Only the pictures are left out: repeat the rest of the entries exactly.
----
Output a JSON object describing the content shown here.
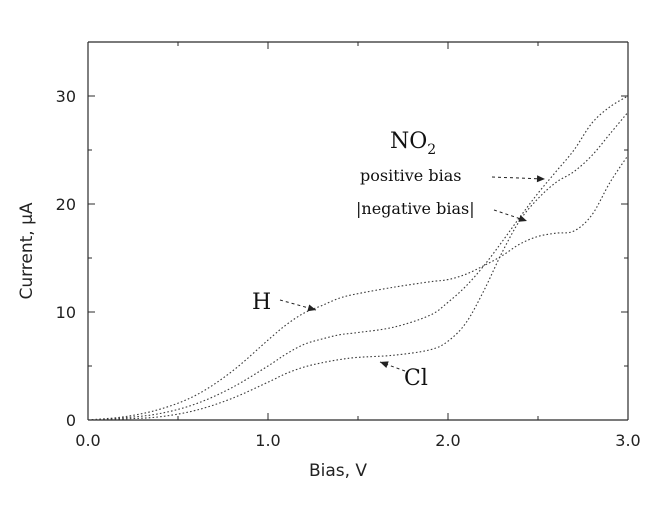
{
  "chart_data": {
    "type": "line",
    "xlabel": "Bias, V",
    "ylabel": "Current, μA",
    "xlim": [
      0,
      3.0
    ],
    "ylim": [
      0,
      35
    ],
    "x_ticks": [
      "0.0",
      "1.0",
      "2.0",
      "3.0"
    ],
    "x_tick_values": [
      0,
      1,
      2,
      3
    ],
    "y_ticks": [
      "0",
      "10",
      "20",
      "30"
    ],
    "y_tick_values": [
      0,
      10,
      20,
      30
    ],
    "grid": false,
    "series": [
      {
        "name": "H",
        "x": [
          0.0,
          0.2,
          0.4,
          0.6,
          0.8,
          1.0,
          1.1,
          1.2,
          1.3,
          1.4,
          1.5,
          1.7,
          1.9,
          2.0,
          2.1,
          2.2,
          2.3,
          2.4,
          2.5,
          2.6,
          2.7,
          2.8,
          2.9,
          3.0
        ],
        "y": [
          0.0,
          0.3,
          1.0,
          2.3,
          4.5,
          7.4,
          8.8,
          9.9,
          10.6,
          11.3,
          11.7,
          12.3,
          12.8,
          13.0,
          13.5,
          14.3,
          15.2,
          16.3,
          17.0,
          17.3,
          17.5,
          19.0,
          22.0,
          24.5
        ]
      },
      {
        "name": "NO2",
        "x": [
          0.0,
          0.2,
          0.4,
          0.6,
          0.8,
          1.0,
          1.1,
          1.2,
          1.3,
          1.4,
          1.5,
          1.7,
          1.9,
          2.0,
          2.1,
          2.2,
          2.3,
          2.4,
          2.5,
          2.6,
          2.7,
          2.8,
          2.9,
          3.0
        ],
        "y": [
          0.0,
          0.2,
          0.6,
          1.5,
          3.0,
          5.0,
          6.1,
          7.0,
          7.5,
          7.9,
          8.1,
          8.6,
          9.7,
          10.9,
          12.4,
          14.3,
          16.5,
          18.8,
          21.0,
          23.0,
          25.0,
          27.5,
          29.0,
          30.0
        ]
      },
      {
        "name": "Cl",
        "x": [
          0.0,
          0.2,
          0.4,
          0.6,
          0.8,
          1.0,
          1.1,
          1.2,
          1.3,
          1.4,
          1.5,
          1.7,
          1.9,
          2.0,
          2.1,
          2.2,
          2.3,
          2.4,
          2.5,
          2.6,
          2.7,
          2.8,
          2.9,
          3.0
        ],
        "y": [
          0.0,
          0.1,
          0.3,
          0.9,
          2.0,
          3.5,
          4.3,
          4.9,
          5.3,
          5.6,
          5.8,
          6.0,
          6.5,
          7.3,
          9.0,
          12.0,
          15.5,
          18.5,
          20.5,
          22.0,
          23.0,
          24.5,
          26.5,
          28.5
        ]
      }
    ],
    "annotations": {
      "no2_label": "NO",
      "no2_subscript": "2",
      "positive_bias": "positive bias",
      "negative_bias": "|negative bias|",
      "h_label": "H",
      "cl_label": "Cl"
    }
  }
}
----
* PROBLEM SOLUTION
Output a JSON object describing the content shown here.
{
  "chart_data": {
    "type": "line",
    "xlabel": "Bias, V",
    "ylabel": "Current, μA",
    "xlim": [
      0,
      3.0
    ],
    "ylim": [
      0,
      35
    ],
    "x_ticks": [
      "0.0",
      "1.0",
      "2.0",
      "3.0"
    ],
    "x_tick_values": [
      0,
      1,
      2,
      3
    ],
    "y_ticks": [
      "0",
      "10",
      "20",
      "30"
    ],
    "y_tick_values": [
      0,
      10,
      20,
      30
    ],
    "grid": false,
    "series": [
      {
        "name": "H",
        "x": [
          0.0,
          0.2,
          0.4,
          0.6,
          0.8,
          1.0,
          1.1,
          1.2,
          1.3,
          1.4,
          1.5,
          1.7,
          1.9,
          2.0,
          2.1,
          2.2,
          2.3,
          2.4,
          2.5,
          2.6,
          2.7,
          2.8,
          2.9,
          3.0
        ],
        "y": [
          0.0,
          0.3,
          1.0,
          2.3,
          4.5,
          7.4,
          8.8,
          9.9,
          10.6,
          11.3,
          11.7,
          12.3,
          12.8,
          13.0,
          13.5,
          14.3,
          15.2,
          16.3,
          17.0,
          17.3,
          17.5,
          19.0,
          22.0,
          24.5
        ]
      },
      {
        "name": "NO2",
        "x": [
          0.0,
          0.2,
          0.4,
          0.6,
          0.8,
          1.0,
          1.1,
          1.2,
          1.3,
          1.4,
          1.5,
          1.7,
          1.9,
          2.0,
          2.1,
          2.2,
          2.3,
          2.4,
          2.5,
          2.6,
          2.7,
          2.8,
          2.9,
          3.0
        ],
        "y": [
          0.0,
          0.2,
          0.6,
          1.5,
          3.0,
          5.0,
          6.1,
          7.0,
          7.5,
          7.9,
          8.1,
          8.6,
          9.7,
          10.9,
          12.4,
          14.3,
          16.5,
          18.8,
          21.0,
          23.0,
          25.0,
          27.5,
          29.0,
          30.0
        ]
      },
      {
        "name": "Cl",
        "x": [
          0.0,
          0.2,
          0.4,
          0.6,
          0.8,
          1.0,
          1.1,
          1.2,
          1.3,
          1.4,
          1.5,
          1.7,
          1.9,
          2.0,
          2.1,
          2.2,
          2.3,
          2.4,
          2.5,
          2.6,
          2.7,
          2.8,
          2.9,
          3.0
        ],
        "y": [
          0.0,
          0.1,
          0.3,
          0.9,
          2.0,
          3.5,
          4.3,
          4.9,
          5.3,
          5.6,
          5.8,
          6.0,
          6.5,
          7.3,
          9.0,
          12.0,
          15.5,
          18.5,
          20.5,
          22.0,
          23.0,
          24.5,
          26.5,
          28.5
        ]
      }
    ],
    "annotations": {
      "no2_label": "NO",
      "no2_subscript": "2",
      "positive_bias": "positive bias",
      "negative_bias": "|negative bias|",
      "h_label": "H",
      "cl_label": "Cl"
    }
  }
}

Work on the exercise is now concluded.